··· DATASET RECORDS ···
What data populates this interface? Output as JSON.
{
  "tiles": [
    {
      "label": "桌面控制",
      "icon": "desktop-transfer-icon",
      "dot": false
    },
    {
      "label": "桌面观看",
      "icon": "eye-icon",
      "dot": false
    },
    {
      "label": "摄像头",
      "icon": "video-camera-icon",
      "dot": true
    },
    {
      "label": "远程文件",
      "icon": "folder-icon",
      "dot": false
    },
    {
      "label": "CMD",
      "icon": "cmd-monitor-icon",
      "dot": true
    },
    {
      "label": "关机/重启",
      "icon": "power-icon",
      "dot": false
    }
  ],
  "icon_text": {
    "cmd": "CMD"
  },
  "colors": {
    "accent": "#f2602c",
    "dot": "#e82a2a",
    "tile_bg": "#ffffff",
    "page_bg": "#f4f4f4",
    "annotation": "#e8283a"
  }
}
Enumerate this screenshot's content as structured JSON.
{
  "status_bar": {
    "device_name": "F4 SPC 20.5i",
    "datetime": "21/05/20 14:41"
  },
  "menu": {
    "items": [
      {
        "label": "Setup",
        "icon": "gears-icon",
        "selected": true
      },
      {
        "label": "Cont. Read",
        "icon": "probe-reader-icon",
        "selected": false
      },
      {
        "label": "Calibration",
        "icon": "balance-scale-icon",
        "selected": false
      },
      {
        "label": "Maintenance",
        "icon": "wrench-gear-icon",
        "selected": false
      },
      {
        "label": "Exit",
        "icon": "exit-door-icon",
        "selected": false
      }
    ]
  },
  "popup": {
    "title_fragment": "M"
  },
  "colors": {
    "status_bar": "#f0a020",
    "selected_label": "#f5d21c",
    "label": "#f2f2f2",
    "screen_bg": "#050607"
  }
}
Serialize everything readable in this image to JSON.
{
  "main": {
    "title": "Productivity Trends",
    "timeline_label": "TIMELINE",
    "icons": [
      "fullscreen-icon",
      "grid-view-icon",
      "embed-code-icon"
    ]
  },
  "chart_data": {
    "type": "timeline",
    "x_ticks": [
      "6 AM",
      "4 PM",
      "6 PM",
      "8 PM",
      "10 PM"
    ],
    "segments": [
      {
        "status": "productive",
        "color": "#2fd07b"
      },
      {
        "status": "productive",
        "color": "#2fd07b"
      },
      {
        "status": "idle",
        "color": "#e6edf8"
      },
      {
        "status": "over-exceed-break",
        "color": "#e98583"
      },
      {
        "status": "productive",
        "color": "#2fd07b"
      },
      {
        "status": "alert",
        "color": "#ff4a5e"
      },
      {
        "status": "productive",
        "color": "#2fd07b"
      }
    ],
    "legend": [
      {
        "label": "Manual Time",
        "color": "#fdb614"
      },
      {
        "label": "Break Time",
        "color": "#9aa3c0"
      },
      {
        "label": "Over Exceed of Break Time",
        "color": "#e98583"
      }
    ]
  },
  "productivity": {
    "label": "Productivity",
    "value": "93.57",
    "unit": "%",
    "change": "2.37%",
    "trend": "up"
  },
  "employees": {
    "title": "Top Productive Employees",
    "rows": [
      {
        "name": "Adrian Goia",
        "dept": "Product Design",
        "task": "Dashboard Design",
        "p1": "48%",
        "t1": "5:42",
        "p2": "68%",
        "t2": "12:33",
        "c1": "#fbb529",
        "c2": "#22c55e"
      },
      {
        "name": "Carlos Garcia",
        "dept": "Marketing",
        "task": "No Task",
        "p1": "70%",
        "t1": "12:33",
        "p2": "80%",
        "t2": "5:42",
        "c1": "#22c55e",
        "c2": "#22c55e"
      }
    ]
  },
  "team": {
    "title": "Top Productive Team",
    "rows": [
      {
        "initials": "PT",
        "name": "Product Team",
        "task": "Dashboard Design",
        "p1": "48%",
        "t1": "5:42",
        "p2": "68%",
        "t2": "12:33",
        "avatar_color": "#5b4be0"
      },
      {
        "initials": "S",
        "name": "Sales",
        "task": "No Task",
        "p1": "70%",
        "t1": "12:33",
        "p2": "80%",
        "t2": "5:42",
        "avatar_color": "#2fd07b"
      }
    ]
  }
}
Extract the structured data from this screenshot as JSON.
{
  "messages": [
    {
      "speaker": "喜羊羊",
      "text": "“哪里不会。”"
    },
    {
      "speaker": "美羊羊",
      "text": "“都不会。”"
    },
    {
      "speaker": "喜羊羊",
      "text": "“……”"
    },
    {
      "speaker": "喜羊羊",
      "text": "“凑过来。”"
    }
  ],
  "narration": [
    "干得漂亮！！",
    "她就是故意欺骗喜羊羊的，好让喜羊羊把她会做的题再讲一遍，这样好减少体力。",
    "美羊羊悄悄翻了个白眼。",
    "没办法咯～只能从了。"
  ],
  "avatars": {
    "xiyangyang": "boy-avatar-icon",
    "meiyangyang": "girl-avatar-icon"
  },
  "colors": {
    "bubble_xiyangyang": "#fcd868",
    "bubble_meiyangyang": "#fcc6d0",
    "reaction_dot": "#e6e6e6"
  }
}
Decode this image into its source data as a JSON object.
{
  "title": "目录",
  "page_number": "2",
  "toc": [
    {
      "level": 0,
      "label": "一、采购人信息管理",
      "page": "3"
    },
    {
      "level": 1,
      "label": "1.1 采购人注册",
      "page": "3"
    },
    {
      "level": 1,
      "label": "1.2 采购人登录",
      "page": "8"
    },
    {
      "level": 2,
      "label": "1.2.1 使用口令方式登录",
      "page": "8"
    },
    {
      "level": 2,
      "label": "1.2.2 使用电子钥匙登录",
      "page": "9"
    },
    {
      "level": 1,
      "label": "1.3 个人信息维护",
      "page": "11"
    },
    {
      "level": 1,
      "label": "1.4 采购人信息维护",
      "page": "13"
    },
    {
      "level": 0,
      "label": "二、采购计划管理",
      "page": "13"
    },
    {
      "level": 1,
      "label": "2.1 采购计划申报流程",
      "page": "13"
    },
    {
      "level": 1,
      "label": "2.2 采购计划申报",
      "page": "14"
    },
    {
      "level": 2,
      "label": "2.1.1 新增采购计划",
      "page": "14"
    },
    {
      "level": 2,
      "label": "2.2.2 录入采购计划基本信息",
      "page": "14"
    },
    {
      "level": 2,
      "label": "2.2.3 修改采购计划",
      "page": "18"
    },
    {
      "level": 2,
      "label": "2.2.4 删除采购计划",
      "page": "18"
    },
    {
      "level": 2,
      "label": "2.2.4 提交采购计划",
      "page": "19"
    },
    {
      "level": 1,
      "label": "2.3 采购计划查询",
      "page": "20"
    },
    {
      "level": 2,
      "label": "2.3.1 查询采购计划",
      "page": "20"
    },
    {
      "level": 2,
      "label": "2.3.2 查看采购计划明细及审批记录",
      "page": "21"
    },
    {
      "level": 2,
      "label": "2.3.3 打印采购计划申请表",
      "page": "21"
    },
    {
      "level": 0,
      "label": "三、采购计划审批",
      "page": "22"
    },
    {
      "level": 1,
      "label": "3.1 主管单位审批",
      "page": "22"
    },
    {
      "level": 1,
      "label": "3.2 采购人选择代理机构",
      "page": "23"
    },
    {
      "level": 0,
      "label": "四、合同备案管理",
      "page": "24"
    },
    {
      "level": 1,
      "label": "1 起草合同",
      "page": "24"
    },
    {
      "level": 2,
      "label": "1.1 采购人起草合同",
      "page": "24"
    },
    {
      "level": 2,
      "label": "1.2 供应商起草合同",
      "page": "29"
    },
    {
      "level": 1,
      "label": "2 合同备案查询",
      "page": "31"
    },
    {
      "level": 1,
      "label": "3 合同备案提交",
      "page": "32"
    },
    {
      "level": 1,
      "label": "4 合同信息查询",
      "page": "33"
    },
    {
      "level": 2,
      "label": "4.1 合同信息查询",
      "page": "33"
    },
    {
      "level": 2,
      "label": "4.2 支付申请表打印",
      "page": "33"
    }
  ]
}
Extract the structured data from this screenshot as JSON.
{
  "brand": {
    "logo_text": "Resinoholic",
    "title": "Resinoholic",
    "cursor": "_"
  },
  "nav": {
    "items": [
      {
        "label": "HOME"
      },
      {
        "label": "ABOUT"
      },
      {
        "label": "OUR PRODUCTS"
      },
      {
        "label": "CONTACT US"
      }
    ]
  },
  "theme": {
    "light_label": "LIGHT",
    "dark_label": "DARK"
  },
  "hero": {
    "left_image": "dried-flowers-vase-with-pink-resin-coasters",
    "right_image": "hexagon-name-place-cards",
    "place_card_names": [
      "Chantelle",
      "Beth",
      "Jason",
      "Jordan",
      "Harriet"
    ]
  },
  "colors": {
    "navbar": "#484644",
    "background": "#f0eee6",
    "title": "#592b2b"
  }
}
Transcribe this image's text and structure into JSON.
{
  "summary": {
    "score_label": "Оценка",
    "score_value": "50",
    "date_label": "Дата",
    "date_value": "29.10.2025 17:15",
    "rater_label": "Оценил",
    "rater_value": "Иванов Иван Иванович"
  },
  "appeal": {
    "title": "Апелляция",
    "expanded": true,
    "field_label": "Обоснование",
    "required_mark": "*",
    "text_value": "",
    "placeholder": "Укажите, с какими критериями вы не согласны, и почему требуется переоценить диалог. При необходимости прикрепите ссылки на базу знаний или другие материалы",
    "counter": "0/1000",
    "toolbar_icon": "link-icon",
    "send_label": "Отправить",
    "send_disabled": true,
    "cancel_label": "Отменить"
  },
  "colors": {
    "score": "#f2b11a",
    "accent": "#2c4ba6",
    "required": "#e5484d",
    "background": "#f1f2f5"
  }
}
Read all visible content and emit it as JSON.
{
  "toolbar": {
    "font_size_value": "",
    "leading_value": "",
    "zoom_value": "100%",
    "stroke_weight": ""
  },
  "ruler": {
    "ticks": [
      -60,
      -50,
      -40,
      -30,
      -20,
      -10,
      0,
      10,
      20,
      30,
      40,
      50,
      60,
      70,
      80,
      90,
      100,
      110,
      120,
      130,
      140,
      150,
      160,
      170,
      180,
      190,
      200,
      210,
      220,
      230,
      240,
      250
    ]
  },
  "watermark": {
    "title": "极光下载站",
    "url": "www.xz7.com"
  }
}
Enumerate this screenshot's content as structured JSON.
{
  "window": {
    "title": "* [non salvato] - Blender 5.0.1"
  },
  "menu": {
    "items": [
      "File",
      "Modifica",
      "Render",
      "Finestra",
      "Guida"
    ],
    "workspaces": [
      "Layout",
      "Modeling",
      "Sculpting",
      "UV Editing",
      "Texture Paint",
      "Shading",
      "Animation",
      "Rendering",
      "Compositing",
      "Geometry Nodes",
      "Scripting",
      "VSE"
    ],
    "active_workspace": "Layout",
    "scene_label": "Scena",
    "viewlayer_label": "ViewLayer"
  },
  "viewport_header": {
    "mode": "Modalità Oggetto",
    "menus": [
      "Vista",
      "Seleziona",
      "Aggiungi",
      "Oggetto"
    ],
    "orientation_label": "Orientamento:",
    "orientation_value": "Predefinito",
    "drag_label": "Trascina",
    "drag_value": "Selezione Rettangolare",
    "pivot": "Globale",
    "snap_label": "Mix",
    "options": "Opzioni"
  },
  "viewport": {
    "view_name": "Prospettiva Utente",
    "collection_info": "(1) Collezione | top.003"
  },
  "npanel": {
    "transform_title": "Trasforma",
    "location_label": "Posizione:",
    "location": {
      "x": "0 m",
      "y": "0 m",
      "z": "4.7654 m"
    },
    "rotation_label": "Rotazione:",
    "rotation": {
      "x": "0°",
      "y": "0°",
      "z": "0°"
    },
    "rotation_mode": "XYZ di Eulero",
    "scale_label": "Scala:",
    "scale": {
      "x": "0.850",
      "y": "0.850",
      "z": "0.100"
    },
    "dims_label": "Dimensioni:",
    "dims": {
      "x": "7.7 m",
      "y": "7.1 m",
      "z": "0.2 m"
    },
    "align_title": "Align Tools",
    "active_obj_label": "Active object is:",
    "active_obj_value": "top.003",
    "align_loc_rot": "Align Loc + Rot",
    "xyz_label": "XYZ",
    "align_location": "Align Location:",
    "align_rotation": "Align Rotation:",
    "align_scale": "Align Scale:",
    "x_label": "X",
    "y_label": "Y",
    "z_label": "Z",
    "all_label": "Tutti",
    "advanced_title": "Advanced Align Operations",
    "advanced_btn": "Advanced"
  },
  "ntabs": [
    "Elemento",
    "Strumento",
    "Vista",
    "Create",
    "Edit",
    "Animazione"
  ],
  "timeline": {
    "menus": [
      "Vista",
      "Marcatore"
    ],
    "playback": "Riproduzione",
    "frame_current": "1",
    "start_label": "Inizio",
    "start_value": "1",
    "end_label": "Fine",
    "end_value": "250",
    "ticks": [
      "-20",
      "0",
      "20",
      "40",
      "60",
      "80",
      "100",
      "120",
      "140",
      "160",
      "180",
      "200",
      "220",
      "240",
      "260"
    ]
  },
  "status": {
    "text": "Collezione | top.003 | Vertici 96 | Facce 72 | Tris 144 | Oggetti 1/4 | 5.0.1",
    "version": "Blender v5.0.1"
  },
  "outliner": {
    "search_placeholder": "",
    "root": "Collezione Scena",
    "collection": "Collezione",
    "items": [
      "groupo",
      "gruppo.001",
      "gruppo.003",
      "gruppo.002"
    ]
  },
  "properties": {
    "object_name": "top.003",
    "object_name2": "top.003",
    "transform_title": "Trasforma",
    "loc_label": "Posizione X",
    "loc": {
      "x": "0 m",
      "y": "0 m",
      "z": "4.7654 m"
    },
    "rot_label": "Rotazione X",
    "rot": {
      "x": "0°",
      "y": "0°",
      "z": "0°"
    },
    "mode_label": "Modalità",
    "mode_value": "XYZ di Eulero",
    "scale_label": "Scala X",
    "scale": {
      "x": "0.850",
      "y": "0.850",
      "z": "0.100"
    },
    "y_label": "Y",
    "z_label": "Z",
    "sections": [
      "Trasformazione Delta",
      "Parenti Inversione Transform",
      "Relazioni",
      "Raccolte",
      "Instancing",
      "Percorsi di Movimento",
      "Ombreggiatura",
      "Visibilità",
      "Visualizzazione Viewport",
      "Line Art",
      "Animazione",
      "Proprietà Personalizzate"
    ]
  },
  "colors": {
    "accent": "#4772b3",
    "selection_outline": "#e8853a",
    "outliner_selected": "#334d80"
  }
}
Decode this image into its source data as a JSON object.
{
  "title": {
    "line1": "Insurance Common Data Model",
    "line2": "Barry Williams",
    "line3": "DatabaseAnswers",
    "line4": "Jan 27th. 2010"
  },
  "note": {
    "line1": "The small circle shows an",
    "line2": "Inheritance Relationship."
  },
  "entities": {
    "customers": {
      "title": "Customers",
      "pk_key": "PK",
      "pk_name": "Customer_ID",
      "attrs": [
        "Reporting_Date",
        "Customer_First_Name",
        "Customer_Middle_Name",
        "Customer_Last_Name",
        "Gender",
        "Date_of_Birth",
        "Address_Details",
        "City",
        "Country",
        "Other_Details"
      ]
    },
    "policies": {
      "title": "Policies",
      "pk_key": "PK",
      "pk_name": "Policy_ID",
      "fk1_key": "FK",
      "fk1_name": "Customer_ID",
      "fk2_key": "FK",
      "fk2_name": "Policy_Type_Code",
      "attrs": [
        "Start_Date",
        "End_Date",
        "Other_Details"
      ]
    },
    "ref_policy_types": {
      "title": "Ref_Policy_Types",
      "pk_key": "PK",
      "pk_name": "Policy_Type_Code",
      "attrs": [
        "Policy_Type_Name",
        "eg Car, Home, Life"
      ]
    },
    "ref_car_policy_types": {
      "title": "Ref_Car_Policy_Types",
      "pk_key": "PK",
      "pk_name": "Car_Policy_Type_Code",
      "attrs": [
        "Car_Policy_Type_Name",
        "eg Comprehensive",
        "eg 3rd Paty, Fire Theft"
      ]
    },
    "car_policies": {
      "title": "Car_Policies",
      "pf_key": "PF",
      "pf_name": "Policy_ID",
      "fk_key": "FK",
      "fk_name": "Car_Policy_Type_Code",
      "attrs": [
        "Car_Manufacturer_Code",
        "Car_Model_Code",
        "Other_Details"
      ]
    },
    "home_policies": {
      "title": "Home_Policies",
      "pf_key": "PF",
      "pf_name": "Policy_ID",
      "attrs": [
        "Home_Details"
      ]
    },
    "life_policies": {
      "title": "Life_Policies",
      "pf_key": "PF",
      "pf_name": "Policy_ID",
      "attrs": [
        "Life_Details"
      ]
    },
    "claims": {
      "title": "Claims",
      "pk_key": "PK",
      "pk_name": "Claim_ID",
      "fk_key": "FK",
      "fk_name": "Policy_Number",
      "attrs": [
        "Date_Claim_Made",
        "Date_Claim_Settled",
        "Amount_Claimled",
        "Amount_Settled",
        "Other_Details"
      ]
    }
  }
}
···
(WHAT THE TASK ASKS)
In the records above, locate every line with the string "Blender" and copy it.

(THE REPLY)
    "title": "* [non salvato] - Blender 5.0.1"
    "version": "Blender v5.0.1"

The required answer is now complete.